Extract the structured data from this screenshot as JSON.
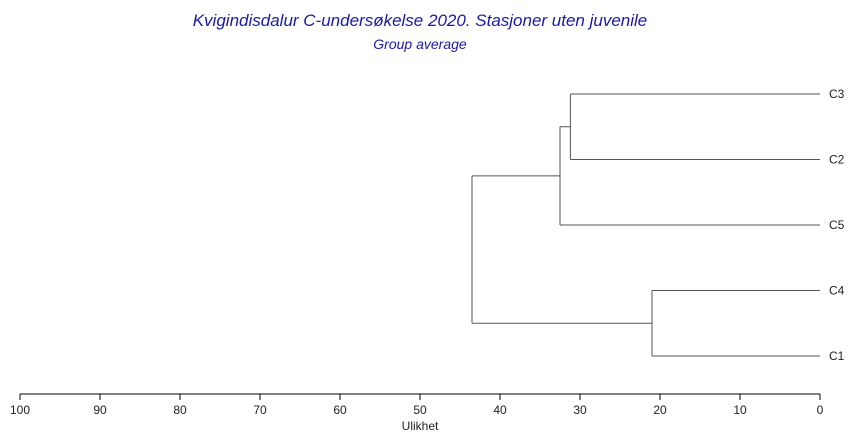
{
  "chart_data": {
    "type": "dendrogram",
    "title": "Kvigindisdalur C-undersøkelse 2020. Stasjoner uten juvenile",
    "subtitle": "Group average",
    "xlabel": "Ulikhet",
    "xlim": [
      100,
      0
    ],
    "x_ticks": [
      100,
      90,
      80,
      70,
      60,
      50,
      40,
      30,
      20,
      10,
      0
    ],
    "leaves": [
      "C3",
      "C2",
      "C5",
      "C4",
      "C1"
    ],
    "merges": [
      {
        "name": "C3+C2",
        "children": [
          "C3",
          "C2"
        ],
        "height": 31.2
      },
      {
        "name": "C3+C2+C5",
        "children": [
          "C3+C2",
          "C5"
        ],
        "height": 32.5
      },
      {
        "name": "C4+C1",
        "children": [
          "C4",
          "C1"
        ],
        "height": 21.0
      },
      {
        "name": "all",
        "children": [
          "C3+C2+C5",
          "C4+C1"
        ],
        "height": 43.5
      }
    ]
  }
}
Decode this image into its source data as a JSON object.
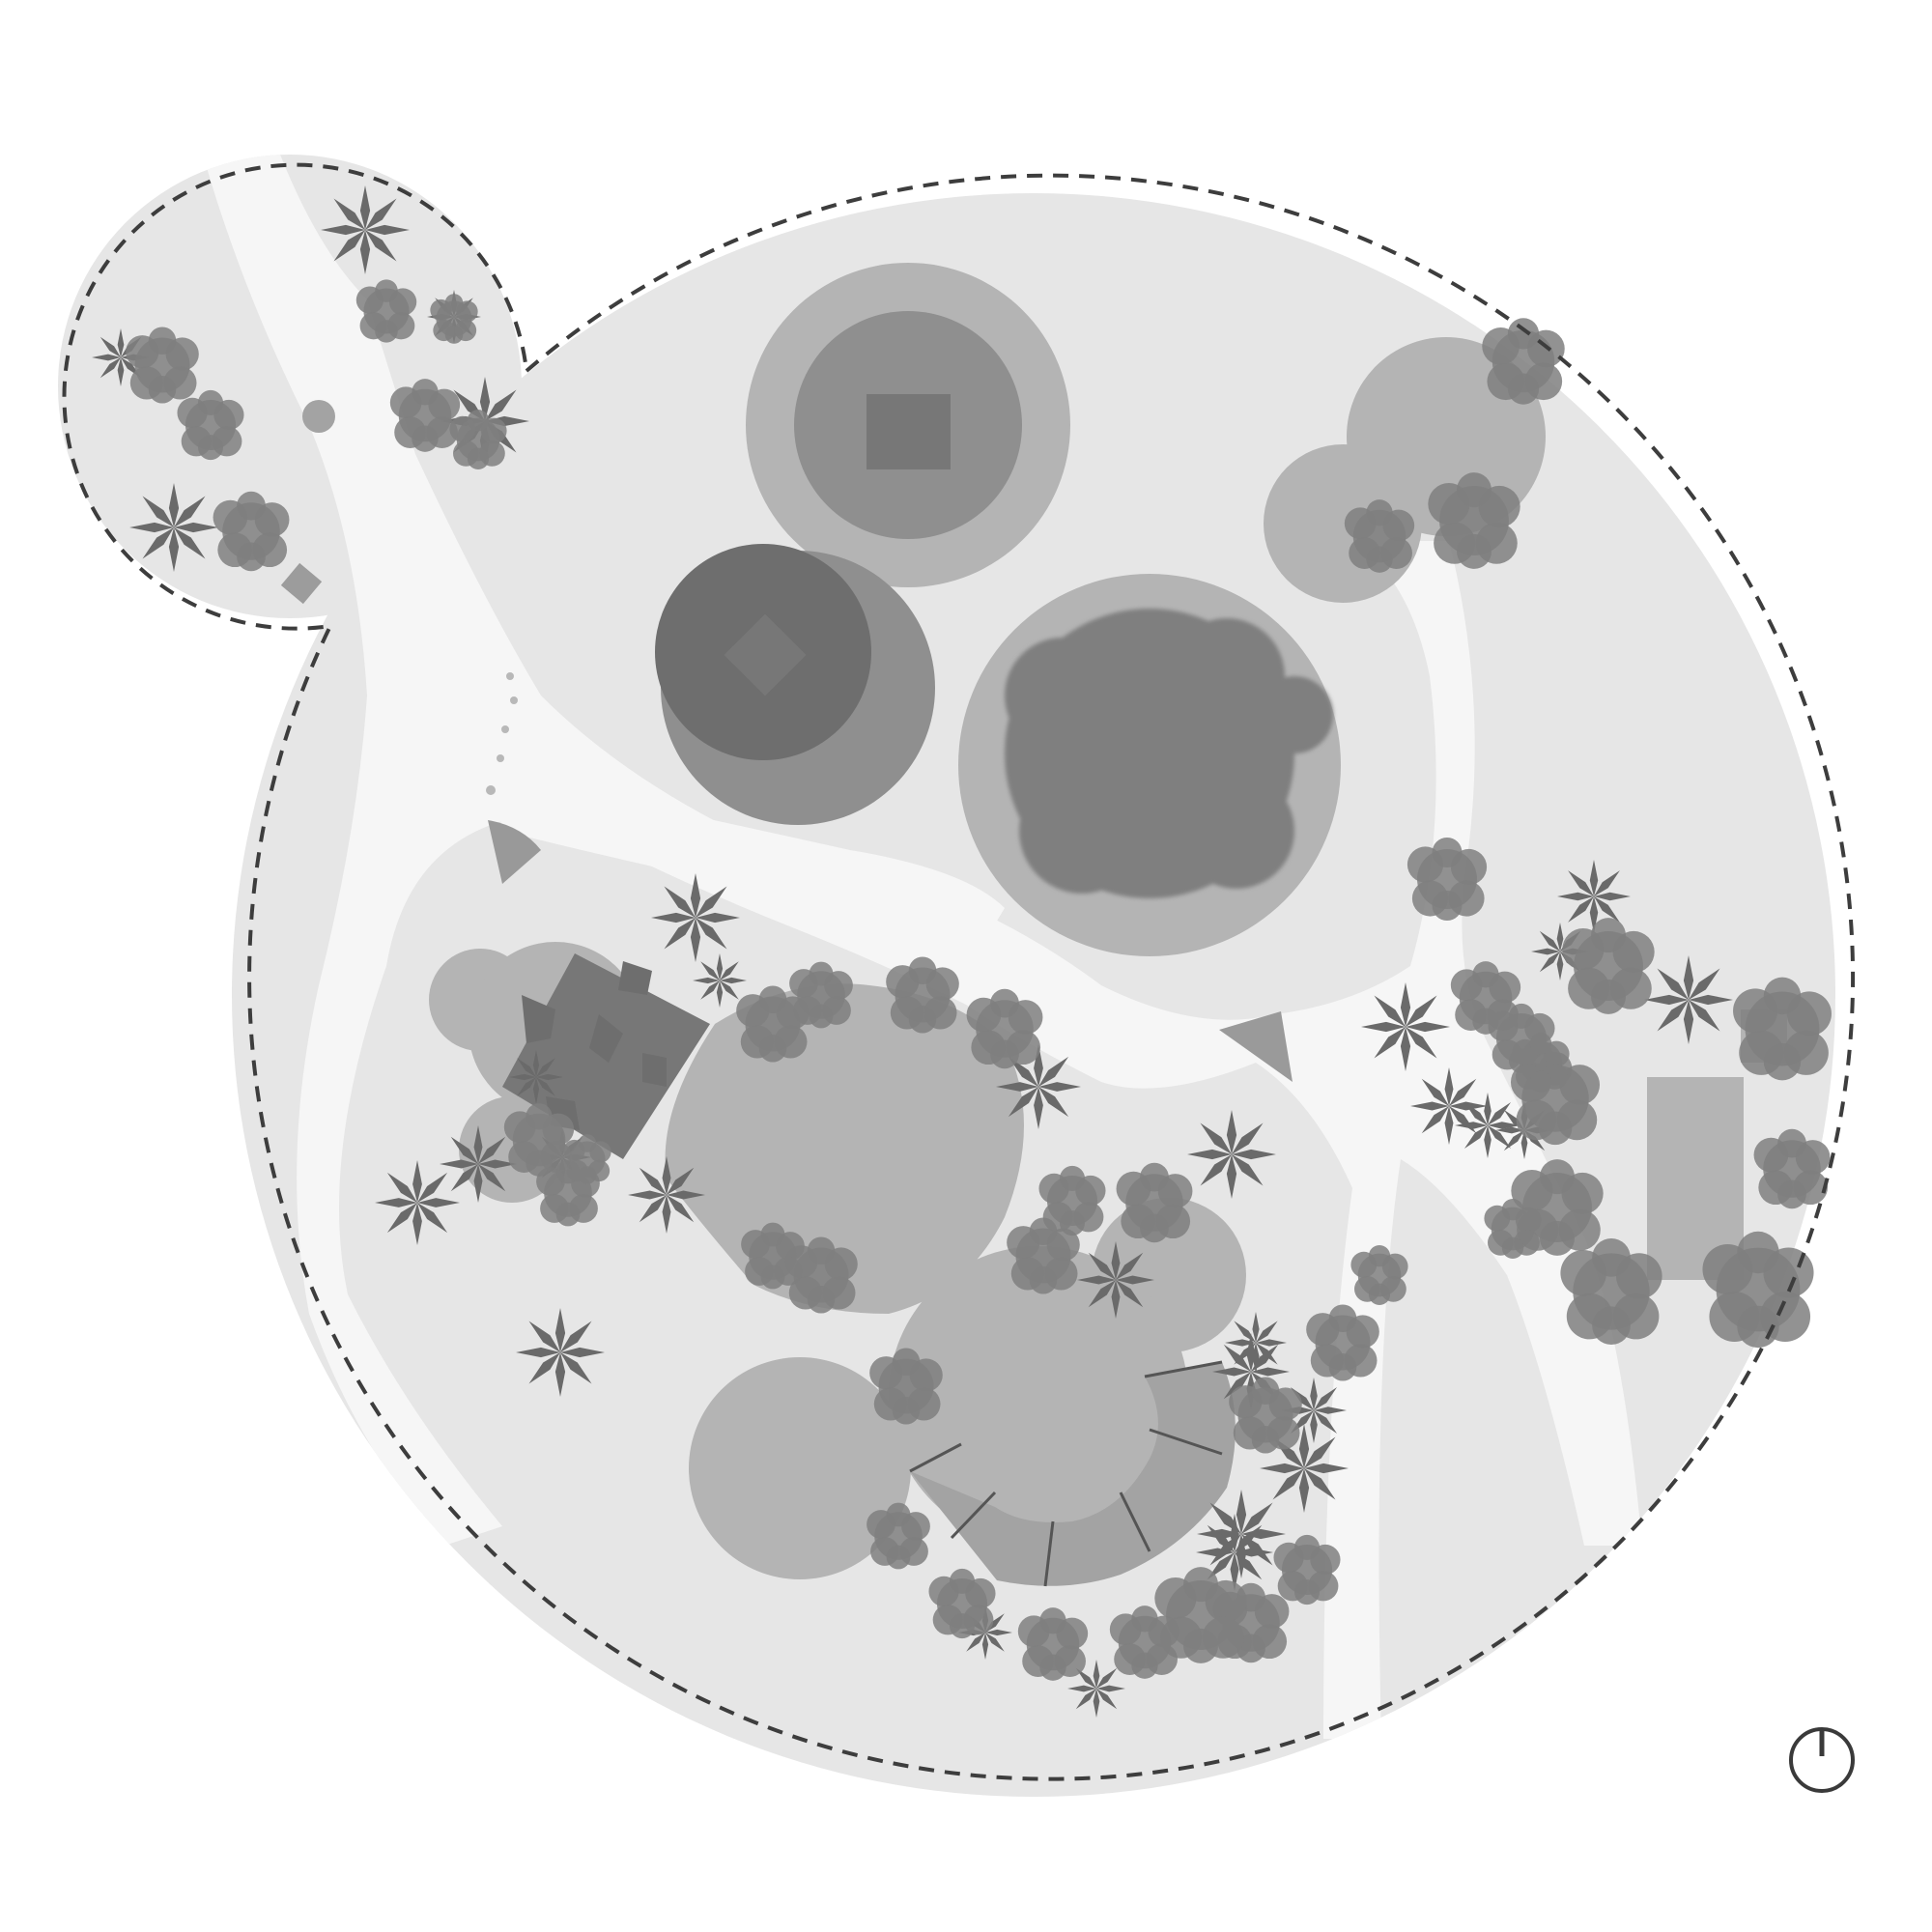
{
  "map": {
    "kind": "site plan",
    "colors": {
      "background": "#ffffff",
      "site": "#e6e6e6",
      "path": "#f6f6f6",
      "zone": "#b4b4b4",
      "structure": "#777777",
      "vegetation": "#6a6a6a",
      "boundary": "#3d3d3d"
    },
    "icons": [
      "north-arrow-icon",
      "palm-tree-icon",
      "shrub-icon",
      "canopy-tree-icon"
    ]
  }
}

◆ TASK PROMPT
Pictures are to be left out; the records above must be repeated word for word.

◆ ANSWER TO THIS EXERCISE
Extract the structured data from this screenshot as JSON.
{
  "chart_data": {
    "type": "dendrogram",
    "title": "Kvigindisdalur C-undersøkelse 2020. Stasjoner uten juvenile",
    "subtitle": "Group average",
    "xlabel": "Ulikhet",
    "xlim": [
      100,
      0
    ],
    "x_ticks": [
      100,
      90,
      80,
      70,
      60,
      50,
      40,
      30,
      20,
      10,
      0
    ],
    "leaves": [
      "C3",
      "C2",
      "C5",
      "C4",
      "C1"
    ],
    "merges": [
      {
        "name": "C3+C2",
        "children": [
          "C3",
          "C2"
        ],
        "height": 31.2
      },
      {
        "name": "C3+C2+C5",
        "children": [
          "C3+C2",
          "C5"
        ],
        "height": 32.5
      },
      {
        "name": "C4+C1",
        "children": [
          "C4",
          "C1"
        ],
        "height": 21.0
      },
      {
        "name": "all",
        "children": [
          "C3+C2+C5",
          "C4+C1"
        ],
        "height": 43.5
      }
    ]
  }
}
Decode this image into its source data as a JSON object.
{
  "map": {
    "kind": "site plan",
    "colors": {
      "background": "#ffffff",
      "site": "#e6e6e6",
      "path": "#f6f6f6",
      "zone": "#b4b4b4",
      "structure": "#777777",
      "vegetation": "#6a6a6a",
      "boundary": "#3d3d3d"
    },
    "icons": [
      "north-arrow-icon",
      "palm-tree-icon",
      "shrub-icon",
      "canopy-tree-icon"
    ]
  }
}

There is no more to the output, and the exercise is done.